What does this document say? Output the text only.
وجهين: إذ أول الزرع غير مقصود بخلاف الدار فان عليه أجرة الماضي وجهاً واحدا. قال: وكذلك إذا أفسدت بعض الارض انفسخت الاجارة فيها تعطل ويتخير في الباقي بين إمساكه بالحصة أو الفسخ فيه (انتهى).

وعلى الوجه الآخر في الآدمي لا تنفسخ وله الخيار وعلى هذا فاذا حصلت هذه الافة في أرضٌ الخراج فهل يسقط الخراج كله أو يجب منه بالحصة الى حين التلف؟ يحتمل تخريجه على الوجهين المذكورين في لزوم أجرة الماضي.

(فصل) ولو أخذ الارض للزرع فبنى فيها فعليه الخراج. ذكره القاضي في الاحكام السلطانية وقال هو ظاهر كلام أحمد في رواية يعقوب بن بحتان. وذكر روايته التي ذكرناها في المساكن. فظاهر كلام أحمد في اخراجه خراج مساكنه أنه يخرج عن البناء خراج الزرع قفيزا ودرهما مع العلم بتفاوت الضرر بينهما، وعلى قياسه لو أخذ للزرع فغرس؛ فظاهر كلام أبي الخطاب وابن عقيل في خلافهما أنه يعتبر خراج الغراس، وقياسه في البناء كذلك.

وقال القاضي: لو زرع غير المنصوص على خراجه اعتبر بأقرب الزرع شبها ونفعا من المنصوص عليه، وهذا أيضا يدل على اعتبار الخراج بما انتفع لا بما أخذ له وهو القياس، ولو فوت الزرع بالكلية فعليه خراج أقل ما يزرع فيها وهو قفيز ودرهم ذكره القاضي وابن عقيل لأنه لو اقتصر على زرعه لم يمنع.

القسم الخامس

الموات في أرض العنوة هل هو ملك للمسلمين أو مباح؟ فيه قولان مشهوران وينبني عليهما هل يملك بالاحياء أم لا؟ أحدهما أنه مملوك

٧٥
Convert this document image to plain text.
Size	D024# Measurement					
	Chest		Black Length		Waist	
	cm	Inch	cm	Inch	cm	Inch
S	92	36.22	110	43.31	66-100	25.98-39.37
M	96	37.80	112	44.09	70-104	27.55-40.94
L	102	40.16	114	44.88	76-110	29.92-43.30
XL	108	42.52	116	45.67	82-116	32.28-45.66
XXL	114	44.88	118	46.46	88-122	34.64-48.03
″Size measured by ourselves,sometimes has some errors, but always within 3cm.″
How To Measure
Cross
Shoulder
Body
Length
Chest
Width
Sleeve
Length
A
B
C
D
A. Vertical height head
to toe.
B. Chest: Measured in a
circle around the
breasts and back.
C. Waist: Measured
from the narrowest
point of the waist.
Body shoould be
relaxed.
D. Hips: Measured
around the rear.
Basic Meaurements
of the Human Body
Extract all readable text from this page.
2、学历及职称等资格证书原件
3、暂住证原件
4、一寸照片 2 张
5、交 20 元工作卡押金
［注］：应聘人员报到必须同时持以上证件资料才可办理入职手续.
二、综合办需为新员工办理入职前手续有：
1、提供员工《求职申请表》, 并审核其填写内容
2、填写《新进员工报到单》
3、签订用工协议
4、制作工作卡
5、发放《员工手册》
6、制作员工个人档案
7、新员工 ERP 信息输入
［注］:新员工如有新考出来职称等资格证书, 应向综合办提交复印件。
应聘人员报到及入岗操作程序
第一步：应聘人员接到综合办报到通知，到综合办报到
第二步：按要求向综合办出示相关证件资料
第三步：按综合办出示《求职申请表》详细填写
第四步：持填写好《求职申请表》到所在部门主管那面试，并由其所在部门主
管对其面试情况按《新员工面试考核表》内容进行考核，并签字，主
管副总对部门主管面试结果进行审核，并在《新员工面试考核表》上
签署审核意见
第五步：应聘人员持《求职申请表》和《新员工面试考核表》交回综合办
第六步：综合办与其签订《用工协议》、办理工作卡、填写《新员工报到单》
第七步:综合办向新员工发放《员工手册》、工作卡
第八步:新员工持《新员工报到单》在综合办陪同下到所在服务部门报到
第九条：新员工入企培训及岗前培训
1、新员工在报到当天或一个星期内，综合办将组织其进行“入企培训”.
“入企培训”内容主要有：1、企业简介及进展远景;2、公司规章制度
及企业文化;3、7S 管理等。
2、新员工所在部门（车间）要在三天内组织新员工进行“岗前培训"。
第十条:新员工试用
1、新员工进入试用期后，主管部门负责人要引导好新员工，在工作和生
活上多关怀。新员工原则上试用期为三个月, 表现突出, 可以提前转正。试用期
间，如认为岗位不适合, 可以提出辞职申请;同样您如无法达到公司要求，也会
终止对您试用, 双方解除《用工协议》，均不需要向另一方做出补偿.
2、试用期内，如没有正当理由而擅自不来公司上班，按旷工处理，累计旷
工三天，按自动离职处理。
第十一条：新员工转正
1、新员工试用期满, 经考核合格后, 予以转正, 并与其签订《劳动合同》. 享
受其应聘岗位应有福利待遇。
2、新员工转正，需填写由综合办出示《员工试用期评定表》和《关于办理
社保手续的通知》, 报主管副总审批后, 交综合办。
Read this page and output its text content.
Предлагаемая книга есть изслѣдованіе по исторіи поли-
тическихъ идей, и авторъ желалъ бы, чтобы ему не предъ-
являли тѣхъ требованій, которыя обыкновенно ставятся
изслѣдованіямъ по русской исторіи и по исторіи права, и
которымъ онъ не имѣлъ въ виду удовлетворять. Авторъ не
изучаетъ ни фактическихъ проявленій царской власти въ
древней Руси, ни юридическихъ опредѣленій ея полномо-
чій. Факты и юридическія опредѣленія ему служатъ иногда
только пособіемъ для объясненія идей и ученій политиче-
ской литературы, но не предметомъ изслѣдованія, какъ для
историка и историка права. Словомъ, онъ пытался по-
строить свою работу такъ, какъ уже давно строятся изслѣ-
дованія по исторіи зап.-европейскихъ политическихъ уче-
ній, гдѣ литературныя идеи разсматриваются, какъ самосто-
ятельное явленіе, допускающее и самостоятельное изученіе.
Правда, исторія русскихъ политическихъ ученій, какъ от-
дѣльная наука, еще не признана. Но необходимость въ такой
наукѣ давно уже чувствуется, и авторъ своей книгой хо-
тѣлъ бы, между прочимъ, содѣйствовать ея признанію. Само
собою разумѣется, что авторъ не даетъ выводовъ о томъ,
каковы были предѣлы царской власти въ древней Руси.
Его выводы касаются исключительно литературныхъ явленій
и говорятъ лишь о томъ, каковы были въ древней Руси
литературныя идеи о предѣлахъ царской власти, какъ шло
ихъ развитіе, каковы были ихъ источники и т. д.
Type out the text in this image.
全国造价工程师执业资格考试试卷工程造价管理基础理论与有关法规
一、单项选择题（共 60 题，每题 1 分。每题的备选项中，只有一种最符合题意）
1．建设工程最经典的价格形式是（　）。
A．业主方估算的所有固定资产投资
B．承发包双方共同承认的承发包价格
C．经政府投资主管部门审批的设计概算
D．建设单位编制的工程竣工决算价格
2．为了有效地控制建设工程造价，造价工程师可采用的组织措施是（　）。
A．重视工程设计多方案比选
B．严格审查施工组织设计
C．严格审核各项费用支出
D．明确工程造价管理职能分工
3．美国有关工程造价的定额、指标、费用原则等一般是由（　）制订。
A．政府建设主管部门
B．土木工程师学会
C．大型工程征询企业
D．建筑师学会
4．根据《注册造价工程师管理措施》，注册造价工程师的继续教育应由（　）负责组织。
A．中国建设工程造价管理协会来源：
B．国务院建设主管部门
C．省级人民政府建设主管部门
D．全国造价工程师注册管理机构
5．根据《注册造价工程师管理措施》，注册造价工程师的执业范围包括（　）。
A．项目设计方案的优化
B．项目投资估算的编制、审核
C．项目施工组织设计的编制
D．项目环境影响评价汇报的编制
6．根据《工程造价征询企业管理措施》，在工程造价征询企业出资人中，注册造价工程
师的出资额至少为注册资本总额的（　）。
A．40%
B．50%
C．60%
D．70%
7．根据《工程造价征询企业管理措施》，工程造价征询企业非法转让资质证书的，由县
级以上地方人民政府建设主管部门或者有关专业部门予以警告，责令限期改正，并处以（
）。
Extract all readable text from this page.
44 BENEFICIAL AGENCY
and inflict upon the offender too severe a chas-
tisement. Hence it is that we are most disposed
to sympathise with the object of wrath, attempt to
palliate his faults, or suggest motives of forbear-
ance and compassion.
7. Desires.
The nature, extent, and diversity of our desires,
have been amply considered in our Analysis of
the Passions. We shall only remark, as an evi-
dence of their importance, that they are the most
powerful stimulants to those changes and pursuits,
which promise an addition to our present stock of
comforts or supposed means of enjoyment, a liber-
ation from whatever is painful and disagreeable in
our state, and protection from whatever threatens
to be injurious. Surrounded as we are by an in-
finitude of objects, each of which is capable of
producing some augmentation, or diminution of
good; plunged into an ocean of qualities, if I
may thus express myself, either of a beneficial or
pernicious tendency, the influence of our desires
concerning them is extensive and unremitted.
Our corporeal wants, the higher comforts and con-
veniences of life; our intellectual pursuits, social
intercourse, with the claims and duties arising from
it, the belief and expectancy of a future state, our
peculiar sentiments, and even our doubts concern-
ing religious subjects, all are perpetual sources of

----------------------------------------

### PROBLEM
Return each line of the data that contains the string "Руси".

### WRITTEN ANSWER
древней Руси, ни юридическихъ опредѣленій ея полномо-
каковы были предѣлы царской власти въ древней Руси.
и говорятъ лишь о томъ, каковы были въ древней Руси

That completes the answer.